**Input records:**
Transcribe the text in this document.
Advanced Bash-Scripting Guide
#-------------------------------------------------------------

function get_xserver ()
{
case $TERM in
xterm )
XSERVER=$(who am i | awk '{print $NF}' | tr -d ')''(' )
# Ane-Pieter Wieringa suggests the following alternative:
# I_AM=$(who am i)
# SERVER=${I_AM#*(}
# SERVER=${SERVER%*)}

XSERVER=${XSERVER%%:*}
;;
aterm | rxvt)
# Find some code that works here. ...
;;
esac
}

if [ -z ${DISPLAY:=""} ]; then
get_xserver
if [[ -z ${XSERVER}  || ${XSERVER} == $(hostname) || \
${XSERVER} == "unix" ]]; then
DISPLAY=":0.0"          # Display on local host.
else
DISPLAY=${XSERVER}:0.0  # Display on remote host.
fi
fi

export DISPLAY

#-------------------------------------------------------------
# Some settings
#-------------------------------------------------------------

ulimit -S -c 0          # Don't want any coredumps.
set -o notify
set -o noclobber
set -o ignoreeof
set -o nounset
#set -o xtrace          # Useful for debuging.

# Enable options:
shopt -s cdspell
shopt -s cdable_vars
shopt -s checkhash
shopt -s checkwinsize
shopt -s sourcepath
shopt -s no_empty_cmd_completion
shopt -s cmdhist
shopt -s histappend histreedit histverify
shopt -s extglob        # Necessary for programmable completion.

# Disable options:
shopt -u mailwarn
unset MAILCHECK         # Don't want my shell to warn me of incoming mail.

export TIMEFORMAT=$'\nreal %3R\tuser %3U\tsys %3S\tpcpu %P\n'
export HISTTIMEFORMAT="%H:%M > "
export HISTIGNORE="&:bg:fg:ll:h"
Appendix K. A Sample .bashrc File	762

**Exercise:**
Search the data for "DISPLAY". Copy every line that has it.

**Answer to this task:**
if [ -z ${DISPLAY:=""} ]; then
DISPLAY=":0.0"          # Display on local host.
DISPLAY=${XSERVER}:0.0  # Display on remote host.
export DISPLAY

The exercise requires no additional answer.